**PROBLEM:**
From the listing, collect all lines containing the word "text".

**MATERIAL FOR THE TASK:**
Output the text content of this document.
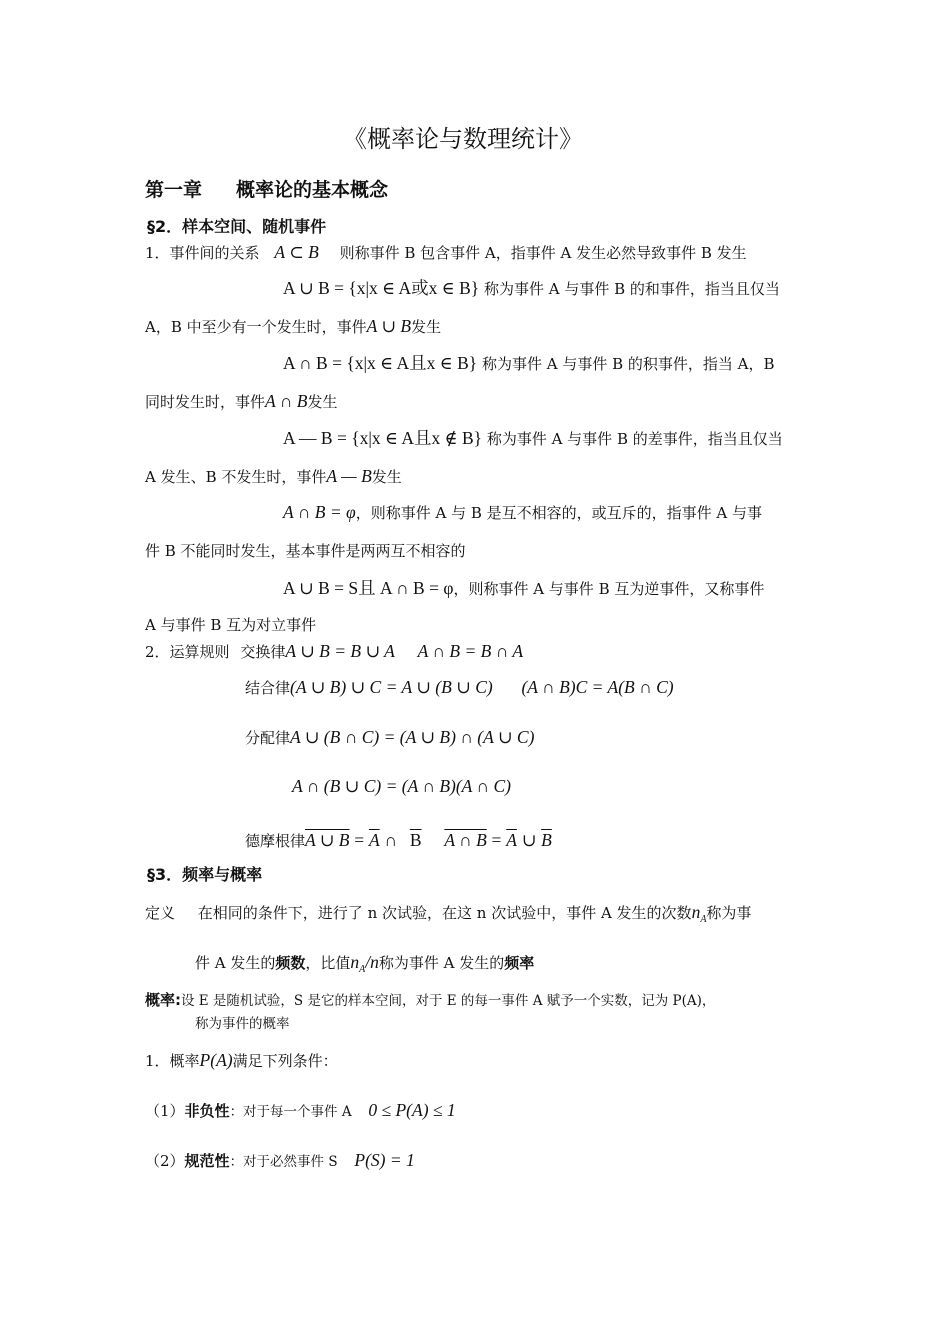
《概率论与数理统计》
第一章 概率论的基本概念
§2．样本空间、随机事件
1．事件间的关系 A ⊂ B 则称事件 B 包含事件 A，指事件 A 发生必然导致事件 B 发生
A ∪ B = {x|x ∈ A或x ∈ B} 称为事件 A 与事件 B 的和事件，指当且仅当
A，B 中至少有一个发生时，事件A ∪ B发生
A ∩ B = {x|x ∈ A且x ∈ B} 称为事件 A 与事件 B 的积事件，指当 A，B
同时发生时，事件A ∩ B发生
A — B = {x|x ∈ A且x ∉ B} 称为事件 A 与事件 B 的差事件，指当且仅当
A 发生、B 不发生时，事件A — B发生
A ∩ B = φ，则称事件 A 与 B 是互不相容的，或互斥的，指事件 A 与事
件 B 不能同时发生，基本事件是两两互不相容的
A ∪ B = S且 A ∩ B = φ，则称事件 A 与事件 B 互为逆事件，又称事件
A 与事件 B 互为对立事件
2．运算规则 交换律A ∪ B = B ∪ A A ∩ B = B ∩ A
结合律(A ∪ B) ∪ C = A ∪ (B ∪ C) (A ∩ B)C = A(B ∩ C)
分配律A ∪ (B ∩ C) = (A ∪ B) ∩ (A ∪ C)
A ∩ (B ∪ C) = (A ∩ B)(A ∩ C)
德摩根律A ∪ $B = \overline{A}$ ∩ $\overline{B}$ A ∩ $B = \overline{A}$ ∪ $\overline{B}$
§3．频率与概率
定义 在相同的条件下，进行了 n 次试验，在这 n 次试验中，事件 A 发生的次数$n_A$称为事
件 A 发生的频数，比值$n_A/n$称为事件 A 发生的频率
概率:设 E 是随机试验，S 是它的样本空间，对于 E 的每一事件 A 赋予一个实数，记为 P(A)，
称为事件的概率
1．概率P(A)满足下列条件：
（1）非负性：对于每一个事件 A 0 ≤ P(A) ≤ 1
（2）规范性：对于必然事件 S P(S) = 1
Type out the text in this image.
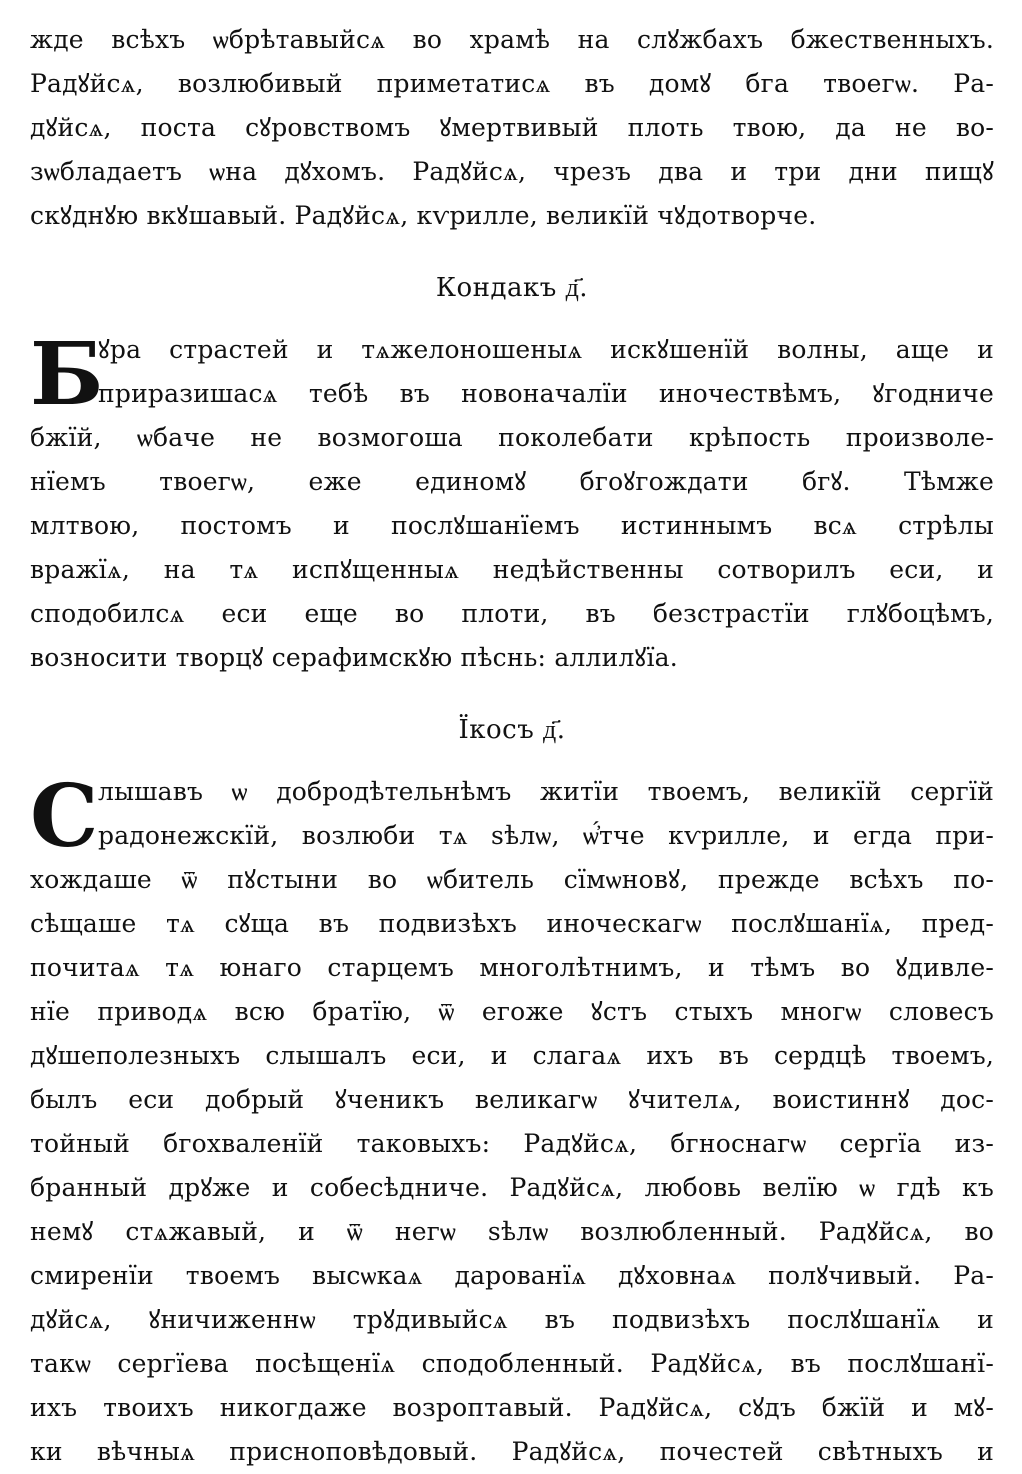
жде всѣхъ ѡбрѣтавыйсѧ во храмѣ на слꙋжбахъ бжественныхъ.
Радꙋйсѧ, возлюбивый приметатисѧ въ домꙋ бга твоегѡ. Ра-
дꙋйсѧ, поста сꙋровствомъ ꙋмертвивый плоть твою, да не во-
зѡбладаетъ ѡна дꙋхомъ. Радꙋйсѧ, чрезъ два и три дни пищꙋ
скꙋднꙋю вкꙋшавый. Радꙋйсѧ, кѵрилле, великїй чꙋдотворче.
Кондакъ д҃.
Б
ꙋра страстей и тѧжелоношеныѧ искꙋшенїй волны, аще и
приразишасѧ тебѣ въ новоначалїи иночествѣмъ, ꙋгодниче
бжїй, ѡбаче не возмогоша поколебати крѣпость произволе-
нїемъ твоегѡ, еже единомꙋ бгоꙋгождати бгꙋ. Тѣмже
млтвою, постомъ и послꙋшанїемъ истиннымъ всѧ стрѣлы
вражїѧ, на тѧ испꙋщенныѧ недѣйственны сотворилъ еси, и
сподобилсѧ еси еще во плоти, въ безстрастїи глꙋбоцѣмъ,
возносити творцꙋ серафимскꙋю пѣснь: аллилꙋїа.
Їкосъ д҃.
С лышавъ ѡ добродѣтельнѣмъ житїи твоемъ, великїй сергїй
радонежскїй, возлюби тѧ ѕѣлѡ, ѡ҆́тче кѵрилле, и егда при-
хождаше ѿ пꙋстыни во ѡбитель сїмѡновꙋ, прежде всѣхъ по-
сѣщаше тѧ сꙋща въ подвизѣхъ иноческагѡ послꙋшанїѧ, пред-
почитаѧ тѧ юнаго старцемъ многолѣтнимъ, и тѣмъ во ꙋдивле-
нїе приводѧ всю братїю, ѿ егоже ꙋстъ стыхъ многѡ словесъ
дꙋшеполезныхъ слышалъ еси, и слагаѧ ихъ въ сердцѣ твоемъ,
былъ еси добрый ꙋченикъ великагѡ ꙋчителѧ, воистиннꙋ дос-
тойный бгохваленїй таковыхъ: Радꙋйсѧ, бгноснагѡ сергїа из-
бранный дрꙋже и собесѣдниче. Радꙋйсѧ, любовь велїю ѡ гдѣ къ
немꙋ стѧжавый, и ѿ негѡ ѕѣлѡ возлюбленный. Радꙋйсѧ, во
смиренїи твоемъ высѡкаѧ дарованїѧ дꙋховнаѧ полꙋчивый. Ра-
дꙋйсѧ, ꙋничиженнѡ трꙋдивыйсѧ въ подвизѣхъ послꙋшанїѧ и
такѡ сергїева посѣщенїѧ сподобленный. Радꙋйсѧ, въ послꙋшанї-
ихъ твоихъ никогдаже возроптавый. Радꙋйсѧ, сꙋдъ бжїй и мꙋ-
ки вѣчныѧ присноповѣдовый. Радꙋйсѧ, почестей свѣтныхъ и
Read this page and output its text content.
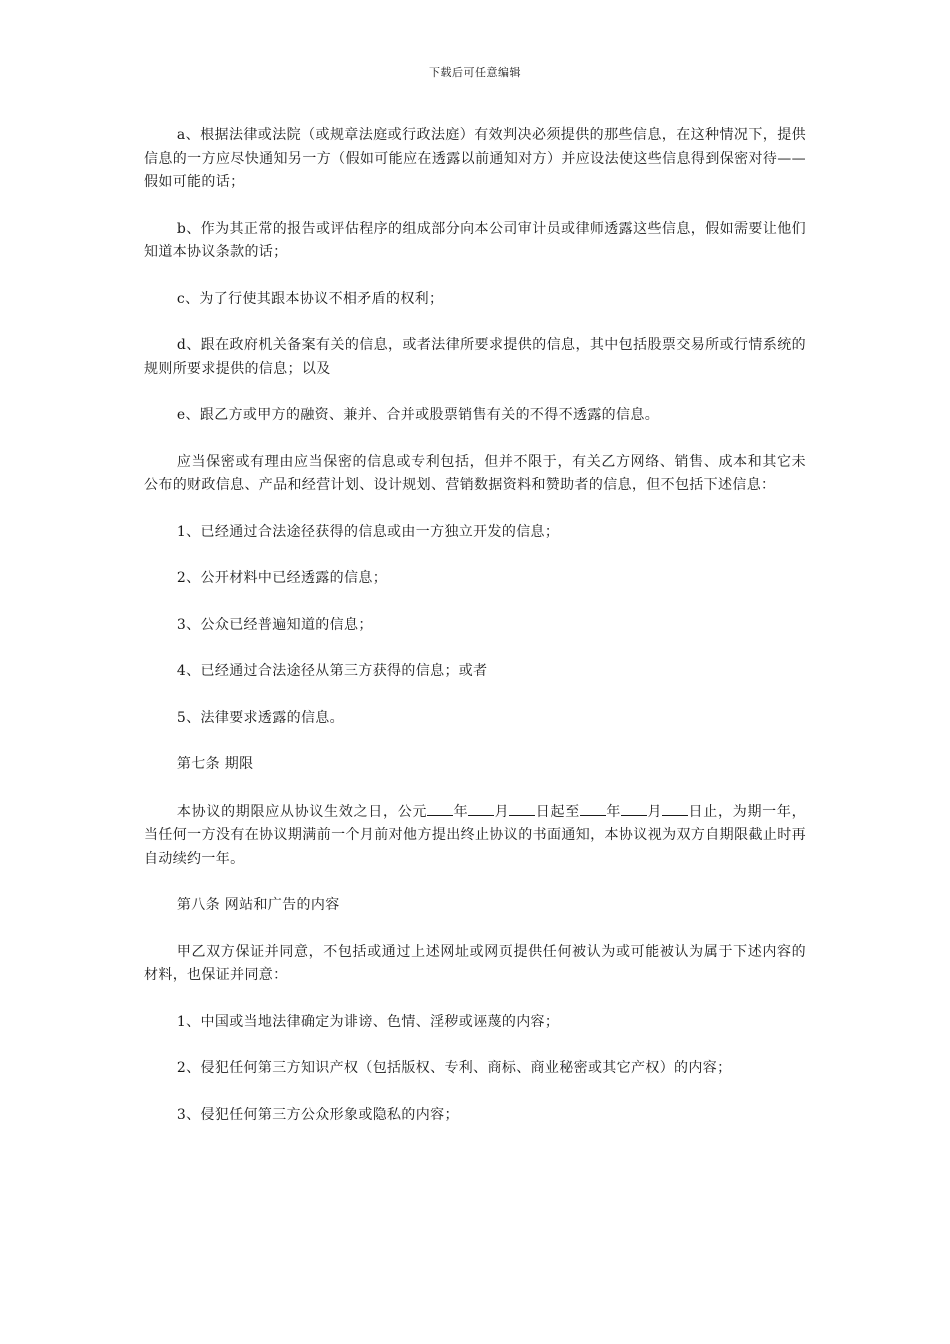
下载后可任意编辑

a、根据法律或法院（或规章法庭或行政法庭）有效判决必须提供的那些信息，在这种情况下，提供信息的一方应尽快通知另一方（假如可能应在透露以前通知对方）并应设法使这些信息得到保密对待——假如可能的话；

b、作为其正常的报告或评估程序的组成部分向本公司审计员或律师透露这些信息，假如需要让他们知道本协议条款的话；

c、为了行使其跟本协议不相矛盾的权利；

d、跟在政府机关备案有关的信息，或者法律所要求提供的信息，其中包括股票交易所或行情系统的规则所要求提供的信息；以及

e、跟乙方或甲方的融资、兼并、合并或股票销售有关的不得不透露的信息。

应当保密或有理由应当保密的信息或专利包括，但并不限于，有关乙方网络、销售、成本和其它未公布的财政信息、产品和经营计划、设计规划、营销数据资料和赞助者的信息，但不包括下述信息：

1、已经通过合法途径获得的信息或由一方独立开发的信息；

2、公开材料中已经透露的信息；

3、公众已经普遍知道的信息；

4、已经通过合法途径从第三方获得的信息；或者

5、法律要求透露的信息。

第七条 期限

本协议的期限应从协议生效之日，公元 年 月 日起至 年 月 日止，为期一年，当任何一方没有在协议期满前一个月前对他方提出终止协议的书面通知，本协议视为双方自期限截止时再自动续约一年。

第八条 网站和广告的内容

甲乙双方保证并同意，不包括或通过上述网址或网页提供任何被认为或可能被认为属于下述内容的材料，也保证并同意：

1、中国或当地法律确定为诽谤、色情、淫秽或诬蔑的内容；

2、侵犯任何第三方知识产权（包括版权、专利、商标、商业秘密或其它产权）的内容；

3、侵犯任何第三方公众形象或隐私的内容；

**EXERCISE RESPONSE:**
Output the text content of this document.
Type out the text in this image.
Read this page and output its text content.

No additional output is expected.